◆ AIM: Below are some records; repeat them all exactly, minus the pictures.

◆ SUPPLIED MATERIAL:

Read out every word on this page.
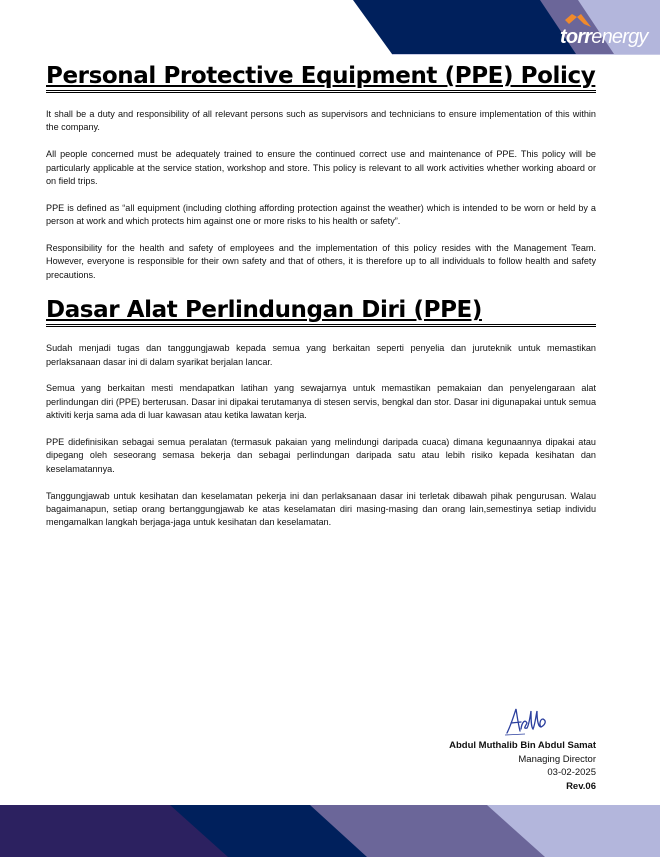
torrenergy
Personal Protective Equipment (PPE) Policy

It shall be a duty and responsibility of all relevant persons such as supervisors and technicians to ensure implementation of this within the company.

All people concerned must be adequately trained to ensure the continued correct use and maintenance of PPE. This policy will be particularly applicable at the service station, workshop and store. This policy is relevant to all work activities whether working aboard or on field trips.

PPE is defined as “all equipment (including clothing affording protection against the weather) which is intended to be worn or held by a person at work and which protects him against one or more risks to his health or safety”.

Responsibility for the health and safety of employees and the implementation of this policy resides with the Management Team. However, everyone is responsible for their own safety and that of others, it is therefore up to all individuals to follow health and safety precautions.

Dasar Alat Perlindungan Diri (PPE)

Sudah menjadi tugas dan tanggungjawab kepada semua yang berkaitan seperti penyelia dan juruteknik untuk memastikan perlaksanaan dasar ini di dalam syarikat berjalan lancar.

Semua yang berkaitan mesti mendapatkan latihan yang sewajarnya untuk memastikan pemakaian dan penyelengaraan alat perlindungan diri (PPE) berterusan. Dasar ini dipakai terutamanya di stesen servis, bengkal dan stor. Dasar ini digunapakai untuk semua aktiviti kerja sama ada di luar kawasan atau ketika lawatan kerja.

PPE didefinisikan sebagai semua peralatan (termasuk pakaian yang melindungi daripada cuaca) dimana kegunaannya dipakai atau dipegang oleh seseorang semasa bekerja dan sebagai perlindungan daripada satu atau lebih risiko kepada kesihatan dan keselamatannya.

Tanggungjawab untuk kesihatan dan keselamatan pekerja ini dan perlaksanaan dasar ini terletak dibawah pihak pengurusan. Walau bagaimanapun, setiap orang bertanggungjawab ke atas keselamatan diri masing-masing dan orang lain,semestinya setiap individu mengamalkan langkah berjaga-jaga untuk kesihatan dan keselamatan.

Abdul Muthalib Bin Abdul Samat
Managing Director
03-02-2025
Rev.06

◆ TASK OUTPUT:
Read out every word on this page.
torrenergy
Personal Protective Equipment (PPE) Policy

It shall be a duty and responsibility of all relevant persons such as supervisors and technicians to ensure implementation of this within the company.

All people concerned must be adequately trained to ensure the continued correct use and maintenance of PPE. This policy will be particularly applicable at the service station, workshop and store. This policy is relevant to all work activities whether working aboard or on field trips.

PPE is defined as “all equipment (including clothing affording protection against the weather) which is intended to be worn or held by a person at work and which protects him against one or more risks to his health or safety”.

Responsibility for the health and safety of employees and the implementation of this policy resides with the Management Team. However, everyone is responsible for their own safety and that of others, it is therefore up to all individuals to follow health and safety precautions.

Dasar Alat Perlindungan Diri (PPE)

Sudah menjadi tugas dan tanggungjawab kepada semua yang berkaitan seperti penyelia dan juruteknik untuk memastikan perlaksanaan dasar ini di dalam syarikat berjalan lancar.

Semua yang berkaitan mesti mendapatkan latihan yang sewajarnya untuk memastikan pemakaian dan penyelengaraan alat perlindungan diri (PPE) berterusan. Dasar ini dipakai terutamanya di stesen servis, bengkal dan stor. Dasar ini digunapakai untuk semua aktiviti kerja sama ada di luar kawasan atau ketika lawatan kerja.

PPE didefinisikan sebagai semua peralatan (termasuk pakaian yang melindungi daripada cuaca) dimana kegunaannya dipakai atau dipegang oleh seseorang semasa bekerja dan sebagai perlindungan daripada satu atau lebih risiko kepada kesihatan dan keselamatannya.

Tanggungjawab untuk kesihatan dan keselamatan pekerja ini dan perlaksanaan dasar ini terletak dibawah pihak pengurusan. Walau bagaimanapun, setiap orang bertanggungjawab ke atas keselamatan diri masing-masing dan orang lain,semestinya setiap individu mengamalkan langkah berjaga-jaga untuk kesihatan dan keselamatan.

Abdul Muthalib Bin Abdul Samat
Managing Director
03-02-2025
Rev.06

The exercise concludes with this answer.